Stated task :: Copy the stretch of the records from their start through the line containing "- node-output-column: [694, 416, 718, 500]", including both ends, and change nothing.

□ □ □

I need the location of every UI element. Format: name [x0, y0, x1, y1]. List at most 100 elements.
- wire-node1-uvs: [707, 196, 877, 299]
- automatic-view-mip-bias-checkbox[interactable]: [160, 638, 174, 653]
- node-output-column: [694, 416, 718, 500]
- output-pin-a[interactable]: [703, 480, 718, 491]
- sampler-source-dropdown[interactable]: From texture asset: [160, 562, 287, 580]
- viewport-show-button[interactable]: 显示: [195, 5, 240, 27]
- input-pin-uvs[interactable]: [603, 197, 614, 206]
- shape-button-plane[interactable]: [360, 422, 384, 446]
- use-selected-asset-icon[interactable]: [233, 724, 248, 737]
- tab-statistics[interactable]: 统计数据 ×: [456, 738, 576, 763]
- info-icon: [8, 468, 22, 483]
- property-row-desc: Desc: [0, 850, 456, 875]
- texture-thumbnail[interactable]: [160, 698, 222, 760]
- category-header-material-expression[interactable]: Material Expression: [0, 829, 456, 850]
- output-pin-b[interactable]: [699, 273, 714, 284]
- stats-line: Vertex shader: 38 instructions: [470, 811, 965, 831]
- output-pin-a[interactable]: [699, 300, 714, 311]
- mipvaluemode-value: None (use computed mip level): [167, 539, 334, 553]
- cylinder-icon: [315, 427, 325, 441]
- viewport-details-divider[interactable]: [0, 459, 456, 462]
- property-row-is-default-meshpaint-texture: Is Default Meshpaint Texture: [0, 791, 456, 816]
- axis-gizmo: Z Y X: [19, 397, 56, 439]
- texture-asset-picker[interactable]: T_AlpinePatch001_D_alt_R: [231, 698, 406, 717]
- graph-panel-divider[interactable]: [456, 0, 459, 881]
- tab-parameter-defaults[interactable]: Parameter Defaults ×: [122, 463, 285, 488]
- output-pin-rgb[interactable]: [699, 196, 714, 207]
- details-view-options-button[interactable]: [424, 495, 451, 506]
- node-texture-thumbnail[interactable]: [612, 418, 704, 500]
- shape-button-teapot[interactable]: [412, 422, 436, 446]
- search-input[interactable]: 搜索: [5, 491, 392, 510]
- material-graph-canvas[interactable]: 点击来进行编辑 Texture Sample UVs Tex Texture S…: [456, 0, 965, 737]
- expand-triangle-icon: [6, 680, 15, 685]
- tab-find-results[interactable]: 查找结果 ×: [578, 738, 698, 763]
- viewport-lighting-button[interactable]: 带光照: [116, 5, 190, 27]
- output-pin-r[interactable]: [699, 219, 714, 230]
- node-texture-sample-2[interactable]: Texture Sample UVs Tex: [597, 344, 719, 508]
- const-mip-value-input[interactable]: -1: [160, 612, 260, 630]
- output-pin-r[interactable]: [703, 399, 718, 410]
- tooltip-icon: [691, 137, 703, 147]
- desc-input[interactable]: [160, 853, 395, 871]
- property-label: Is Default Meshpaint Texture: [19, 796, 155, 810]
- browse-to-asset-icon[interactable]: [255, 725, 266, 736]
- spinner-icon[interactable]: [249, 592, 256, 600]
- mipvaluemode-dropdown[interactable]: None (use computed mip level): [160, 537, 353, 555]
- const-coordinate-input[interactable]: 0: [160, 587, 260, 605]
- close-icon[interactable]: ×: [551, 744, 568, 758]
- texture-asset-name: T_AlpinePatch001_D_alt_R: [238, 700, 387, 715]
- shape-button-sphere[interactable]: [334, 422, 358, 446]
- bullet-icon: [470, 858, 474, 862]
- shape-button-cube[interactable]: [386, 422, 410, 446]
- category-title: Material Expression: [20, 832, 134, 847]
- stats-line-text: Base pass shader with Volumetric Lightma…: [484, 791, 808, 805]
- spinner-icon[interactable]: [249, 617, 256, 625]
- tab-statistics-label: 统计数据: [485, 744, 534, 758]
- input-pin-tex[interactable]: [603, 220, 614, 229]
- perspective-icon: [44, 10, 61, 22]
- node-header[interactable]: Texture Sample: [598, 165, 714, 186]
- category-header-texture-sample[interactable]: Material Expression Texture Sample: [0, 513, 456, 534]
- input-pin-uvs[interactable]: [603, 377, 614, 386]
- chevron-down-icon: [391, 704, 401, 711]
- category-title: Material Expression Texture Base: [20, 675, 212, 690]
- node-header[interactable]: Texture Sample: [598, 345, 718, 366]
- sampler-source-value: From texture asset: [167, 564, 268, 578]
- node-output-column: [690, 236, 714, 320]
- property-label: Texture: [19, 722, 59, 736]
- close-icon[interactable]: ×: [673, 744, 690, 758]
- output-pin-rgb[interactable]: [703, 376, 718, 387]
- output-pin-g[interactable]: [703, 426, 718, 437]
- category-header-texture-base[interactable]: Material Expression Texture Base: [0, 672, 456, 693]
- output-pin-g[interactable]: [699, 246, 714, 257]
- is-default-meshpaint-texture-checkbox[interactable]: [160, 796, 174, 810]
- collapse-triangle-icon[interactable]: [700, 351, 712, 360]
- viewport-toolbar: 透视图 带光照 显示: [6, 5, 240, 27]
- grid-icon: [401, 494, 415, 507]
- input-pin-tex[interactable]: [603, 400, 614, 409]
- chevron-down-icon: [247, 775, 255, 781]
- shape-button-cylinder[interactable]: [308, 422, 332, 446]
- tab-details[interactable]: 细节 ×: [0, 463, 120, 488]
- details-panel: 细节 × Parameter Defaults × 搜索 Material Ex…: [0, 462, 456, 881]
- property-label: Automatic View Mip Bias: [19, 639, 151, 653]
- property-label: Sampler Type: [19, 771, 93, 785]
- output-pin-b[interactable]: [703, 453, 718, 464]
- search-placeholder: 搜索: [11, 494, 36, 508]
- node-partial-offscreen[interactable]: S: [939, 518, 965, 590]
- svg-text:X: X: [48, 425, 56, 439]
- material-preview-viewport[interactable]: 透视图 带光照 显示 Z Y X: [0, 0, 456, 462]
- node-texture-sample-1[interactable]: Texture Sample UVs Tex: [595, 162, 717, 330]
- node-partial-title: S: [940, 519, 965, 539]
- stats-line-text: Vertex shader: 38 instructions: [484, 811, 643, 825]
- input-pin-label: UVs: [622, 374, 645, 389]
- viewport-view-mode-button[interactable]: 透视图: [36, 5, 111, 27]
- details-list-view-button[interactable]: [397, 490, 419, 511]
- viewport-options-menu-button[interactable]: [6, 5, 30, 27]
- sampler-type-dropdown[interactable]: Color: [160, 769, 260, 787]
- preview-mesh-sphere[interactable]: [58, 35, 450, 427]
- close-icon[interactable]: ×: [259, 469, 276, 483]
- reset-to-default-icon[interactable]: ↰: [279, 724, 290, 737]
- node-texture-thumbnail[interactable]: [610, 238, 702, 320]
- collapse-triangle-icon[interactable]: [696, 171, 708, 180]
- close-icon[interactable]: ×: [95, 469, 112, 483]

□ □ □

Reply ::
I need the location of every UI element. Format: name [x0, y0, x1, y1]. List at most 100 elements.
- wire-node1-uvs: [707, 196, 877, 299]
- automatic-view-mip-bias-checkbox[interactable]: [160, 638, 174, 653]
- node-output-column: [694, 416, 718, 500]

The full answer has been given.